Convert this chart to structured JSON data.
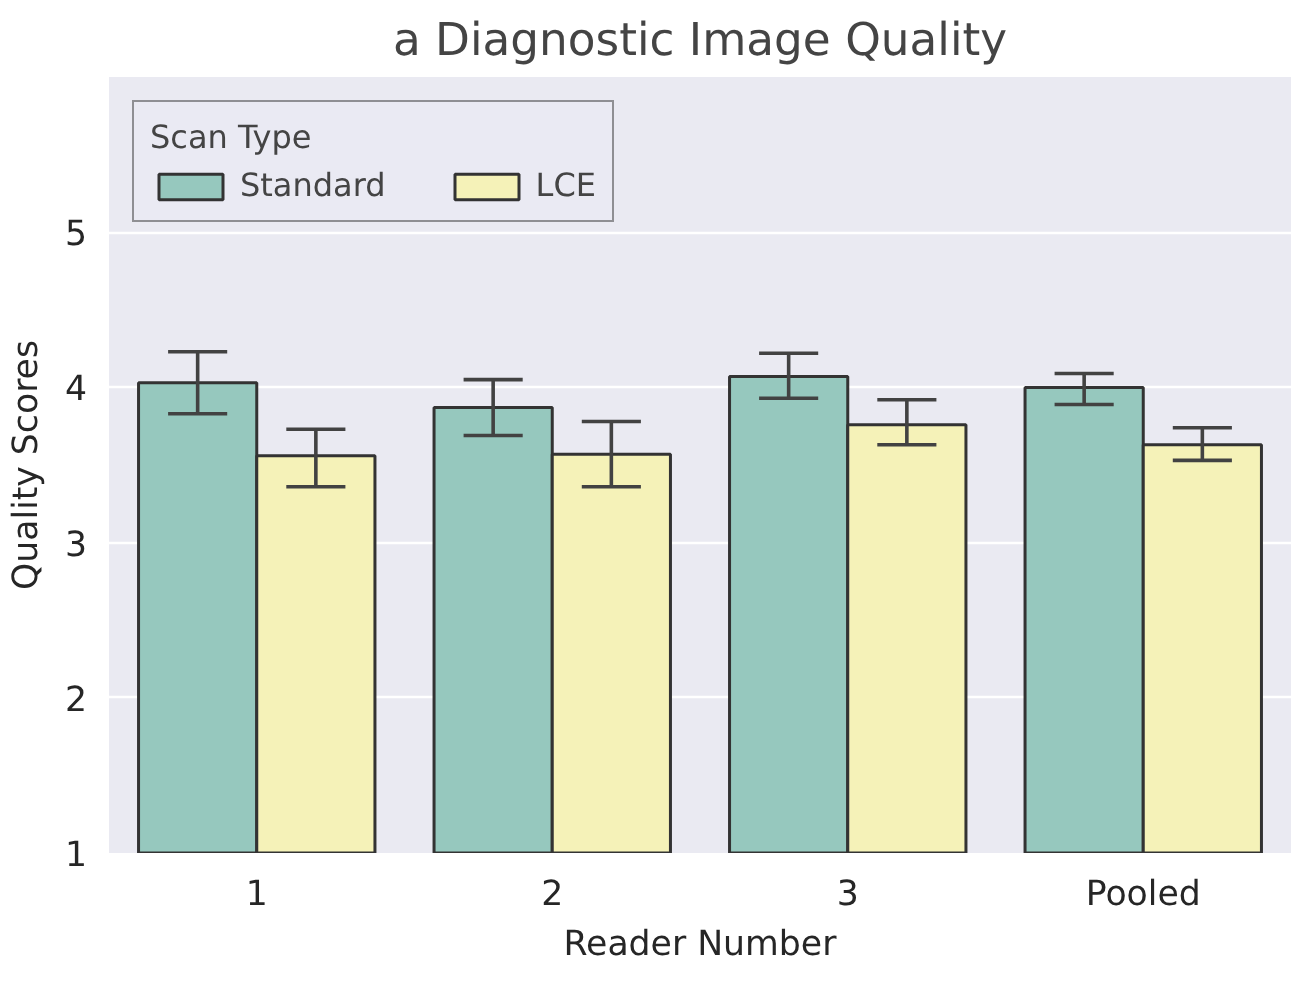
{
  "chart_data": {
    "type": "bar",
    "title": "a Diagnostic Image Quality",
    "xlabel": "Reader Number",
    "ylabel": "Quality Scores",
    "legend_title": "Scan Type",
    "categories": [
      "1",
      "2",
      "3",
      "Pooled"
    ],
    "series": [
      {
        "name": "Standard",
        "color": "#96c8be",
        "values": [
          4.03,
          3.87,
          4.07,
          4.0
        ],
        "errors": [
          [
            3.83,
            4.23
          ],
          [
            3.69,
            4.05
          ],
          [
            3.93,
            4.22
          ],
          [
            3.89,
            4.09
          ]
        ]
      },
      {
        "name": "LCE",
        "color": "#f5f2b8",
        "values": [
          3.56,
          3.57,
          3.76,
          3.63
        ],
        "errors": [
          [
            3.36,
            3.73
          ],
          [
            3.36,
            3.78
          ],
          [
            3.63,
            3.92
          ],
          [
            3.53,
            3.74
          ]
        ]
      }
    ],
    "ylim": [
      1,
      6
    ],
    "yticks": [
      1,
      2,
      3,
      4,
      5
    ],
    "grid": "y",
    "legend": "top left"
  }
}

++++++++

Task objective
Output all the records, word for word, with no pictures in the copy.

Answer in full
Convert this chart to structured JSON data.
{
  "chart_data": {
    "type": "bar",
    "title": "a Diagnostic Image Quality",
    "xlabel": "Reader Number",
    "ylabel": "Quality Scores",
    "legend_title": "Scan Type",
    "categories": [
      "1",
      "2",
      "3",
      "Pooled"
    ],
    "series": [
      {
        "name": "Standard",
        "color": "#96c8be",
        "values": [
          4.03,
          3.87,
          4.07,
          4.0
        ],
        "errors": [
          [
            3.83,
            4.23
          ],
          [
            3.69,
            4.05
          ],
          [
            3.93,
            4.22
          ],
          [
            3.89,
            4.09
          ]
        ]
      },
      {
        "name": "LCE",
        "color": "#f5f2b8",
        "values": [
          3.56,
          3.57,
          3.76,
          3.63
        ],
        "errors": [
          [
            3.36,
            3.73
          ],
          [
            3.36,
            3.78
          ],
          [
            3.63,
            3.92
          ],
          [
            3.53,
            3.74
          ]
        ]
      }
    ],
    "ylim": [
      1,
      6
    ],
    "yticks": [
      1,
      2,
      3,
      4,
      5
    ],
    "grid": "y",
    "legend": "top left"
  }
}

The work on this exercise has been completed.